- **WHAT YOU ARE ASKED TO DO**: Do any lines in the data below contain "partition"? If so, copy every one of them.

- **ENTRIES**:
--- begin ---
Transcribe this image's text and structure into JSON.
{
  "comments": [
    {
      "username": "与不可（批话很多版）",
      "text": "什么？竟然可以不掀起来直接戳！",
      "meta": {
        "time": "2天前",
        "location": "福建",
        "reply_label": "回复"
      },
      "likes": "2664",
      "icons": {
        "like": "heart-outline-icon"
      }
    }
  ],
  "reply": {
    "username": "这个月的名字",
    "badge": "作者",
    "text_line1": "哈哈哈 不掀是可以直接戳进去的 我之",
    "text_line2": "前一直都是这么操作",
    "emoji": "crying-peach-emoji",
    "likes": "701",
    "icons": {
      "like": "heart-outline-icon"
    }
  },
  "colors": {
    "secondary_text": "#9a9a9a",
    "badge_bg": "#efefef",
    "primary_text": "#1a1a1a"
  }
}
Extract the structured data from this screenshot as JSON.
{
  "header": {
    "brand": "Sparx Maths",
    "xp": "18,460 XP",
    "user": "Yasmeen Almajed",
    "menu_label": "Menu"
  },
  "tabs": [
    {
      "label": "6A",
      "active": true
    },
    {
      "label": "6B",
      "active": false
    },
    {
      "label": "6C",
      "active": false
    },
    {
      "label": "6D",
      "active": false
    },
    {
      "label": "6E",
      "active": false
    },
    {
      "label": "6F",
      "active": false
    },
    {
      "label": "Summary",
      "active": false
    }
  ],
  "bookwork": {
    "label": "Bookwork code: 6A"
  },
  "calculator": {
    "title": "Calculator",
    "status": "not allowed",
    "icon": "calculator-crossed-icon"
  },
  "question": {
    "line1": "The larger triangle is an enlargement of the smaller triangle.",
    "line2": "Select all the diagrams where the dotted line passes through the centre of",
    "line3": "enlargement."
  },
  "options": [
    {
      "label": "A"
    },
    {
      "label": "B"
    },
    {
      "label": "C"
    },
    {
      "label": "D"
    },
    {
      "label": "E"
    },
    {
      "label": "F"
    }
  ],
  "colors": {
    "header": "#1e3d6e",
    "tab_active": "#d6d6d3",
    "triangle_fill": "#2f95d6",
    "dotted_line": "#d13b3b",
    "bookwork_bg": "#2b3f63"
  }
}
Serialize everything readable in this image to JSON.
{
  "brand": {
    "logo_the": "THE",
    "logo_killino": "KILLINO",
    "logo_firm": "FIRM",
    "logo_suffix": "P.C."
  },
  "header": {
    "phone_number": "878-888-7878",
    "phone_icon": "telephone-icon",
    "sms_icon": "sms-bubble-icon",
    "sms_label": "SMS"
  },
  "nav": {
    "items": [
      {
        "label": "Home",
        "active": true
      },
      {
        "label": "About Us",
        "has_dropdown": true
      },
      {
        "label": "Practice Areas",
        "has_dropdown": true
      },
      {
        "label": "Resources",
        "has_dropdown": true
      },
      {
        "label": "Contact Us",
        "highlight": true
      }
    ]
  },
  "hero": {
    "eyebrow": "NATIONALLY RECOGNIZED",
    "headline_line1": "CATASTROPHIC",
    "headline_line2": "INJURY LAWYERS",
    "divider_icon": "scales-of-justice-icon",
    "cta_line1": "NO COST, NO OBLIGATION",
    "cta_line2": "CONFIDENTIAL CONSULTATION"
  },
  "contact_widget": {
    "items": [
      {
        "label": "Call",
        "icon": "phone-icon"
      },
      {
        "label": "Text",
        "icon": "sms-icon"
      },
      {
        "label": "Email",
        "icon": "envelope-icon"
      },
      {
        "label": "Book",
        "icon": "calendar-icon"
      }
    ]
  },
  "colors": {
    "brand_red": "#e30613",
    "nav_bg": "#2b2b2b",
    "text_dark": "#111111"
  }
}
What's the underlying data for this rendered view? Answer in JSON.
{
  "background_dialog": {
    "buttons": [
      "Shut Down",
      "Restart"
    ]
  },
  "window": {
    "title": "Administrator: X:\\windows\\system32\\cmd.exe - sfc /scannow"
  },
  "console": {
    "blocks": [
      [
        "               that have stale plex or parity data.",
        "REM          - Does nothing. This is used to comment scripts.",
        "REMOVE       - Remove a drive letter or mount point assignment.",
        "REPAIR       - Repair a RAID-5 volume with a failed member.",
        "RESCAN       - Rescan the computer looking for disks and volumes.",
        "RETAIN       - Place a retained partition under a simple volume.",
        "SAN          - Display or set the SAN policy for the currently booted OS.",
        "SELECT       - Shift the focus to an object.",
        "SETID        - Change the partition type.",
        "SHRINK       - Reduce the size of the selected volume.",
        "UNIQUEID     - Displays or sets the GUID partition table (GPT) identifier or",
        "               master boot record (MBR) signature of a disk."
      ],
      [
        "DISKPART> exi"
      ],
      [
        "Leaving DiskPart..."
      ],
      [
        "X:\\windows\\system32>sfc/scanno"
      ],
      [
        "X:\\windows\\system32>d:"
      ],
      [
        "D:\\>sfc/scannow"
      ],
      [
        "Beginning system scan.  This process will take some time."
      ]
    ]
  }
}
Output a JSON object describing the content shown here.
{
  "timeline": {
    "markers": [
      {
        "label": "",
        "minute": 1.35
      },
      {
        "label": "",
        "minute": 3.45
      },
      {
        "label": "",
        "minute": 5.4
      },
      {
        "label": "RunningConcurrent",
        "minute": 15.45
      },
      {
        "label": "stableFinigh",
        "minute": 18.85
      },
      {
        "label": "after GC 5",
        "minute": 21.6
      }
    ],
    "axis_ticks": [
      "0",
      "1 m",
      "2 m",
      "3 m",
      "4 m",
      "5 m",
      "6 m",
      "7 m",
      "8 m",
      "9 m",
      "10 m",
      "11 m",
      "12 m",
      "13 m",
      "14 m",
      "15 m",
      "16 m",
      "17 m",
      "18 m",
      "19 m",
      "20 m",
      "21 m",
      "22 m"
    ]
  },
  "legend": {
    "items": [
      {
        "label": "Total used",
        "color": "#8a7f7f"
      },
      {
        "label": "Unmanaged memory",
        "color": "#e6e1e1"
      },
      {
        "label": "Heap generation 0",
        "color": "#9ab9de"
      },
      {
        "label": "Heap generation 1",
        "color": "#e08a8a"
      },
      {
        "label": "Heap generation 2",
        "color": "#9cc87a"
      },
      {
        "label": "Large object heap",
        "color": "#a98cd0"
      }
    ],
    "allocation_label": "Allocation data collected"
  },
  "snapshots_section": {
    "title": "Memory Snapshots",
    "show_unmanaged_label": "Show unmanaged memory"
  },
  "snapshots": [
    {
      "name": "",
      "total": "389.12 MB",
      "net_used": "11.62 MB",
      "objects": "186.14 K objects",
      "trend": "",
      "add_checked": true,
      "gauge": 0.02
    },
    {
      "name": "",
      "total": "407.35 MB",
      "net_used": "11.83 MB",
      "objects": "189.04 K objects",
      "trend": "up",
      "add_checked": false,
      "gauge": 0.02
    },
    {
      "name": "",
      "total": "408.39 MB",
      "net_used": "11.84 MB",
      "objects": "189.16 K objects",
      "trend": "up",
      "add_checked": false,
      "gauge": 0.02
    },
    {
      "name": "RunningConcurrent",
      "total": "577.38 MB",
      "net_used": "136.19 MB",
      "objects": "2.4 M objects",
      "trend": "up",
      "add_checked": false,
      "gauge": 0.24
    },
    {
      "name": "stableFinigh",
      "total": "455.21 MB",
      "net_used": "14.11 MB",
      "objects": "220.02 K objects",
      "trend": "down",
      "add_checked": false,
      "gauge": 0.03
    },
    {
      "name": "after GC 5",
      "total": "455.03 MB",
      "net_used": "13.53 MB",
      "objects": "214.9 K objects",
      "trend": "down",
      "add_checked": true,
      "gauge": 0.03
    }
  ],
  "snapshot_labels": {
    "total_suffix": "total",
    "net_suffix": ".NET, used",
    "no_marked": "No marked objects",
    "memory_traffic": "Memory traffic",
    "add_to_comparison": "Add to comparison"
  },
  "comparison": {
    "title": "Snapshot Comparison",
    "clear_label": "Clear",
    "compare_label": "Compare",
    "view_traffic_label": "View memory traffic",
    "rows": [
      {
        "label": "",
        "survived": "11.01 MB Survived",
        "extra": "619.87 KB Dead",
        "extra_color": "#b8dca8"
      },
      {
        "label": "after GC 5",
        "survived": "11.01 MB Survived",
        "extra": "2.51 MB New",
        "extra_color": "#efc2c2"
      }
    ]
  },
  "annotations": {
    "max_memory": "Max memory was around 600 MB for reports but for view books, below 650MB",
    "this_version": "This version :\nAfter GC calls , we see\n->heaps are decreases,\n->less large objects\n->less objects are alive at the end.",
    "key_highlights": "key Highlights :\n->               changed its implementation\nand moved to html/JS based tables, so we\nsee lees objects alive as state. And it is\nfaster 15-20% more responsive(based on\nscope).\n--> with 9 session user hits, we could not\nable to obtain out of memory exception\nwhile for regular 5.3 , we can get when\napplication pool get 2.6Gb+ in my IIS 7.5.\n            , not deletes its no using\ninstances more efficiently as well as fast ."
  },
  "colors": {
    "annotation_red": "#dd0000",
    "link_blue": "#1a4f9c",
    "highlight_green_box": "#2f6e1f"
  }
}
--- end ---
- **SOLUTION FOR THIS EXERCISE**:
        "RETAIN       - Place a retained partition under a simple volume.",
        "SETID        - Change the partition type.",
        "UNIQUEID     - Displays or sets the GUID partition table (GPT) identifier or",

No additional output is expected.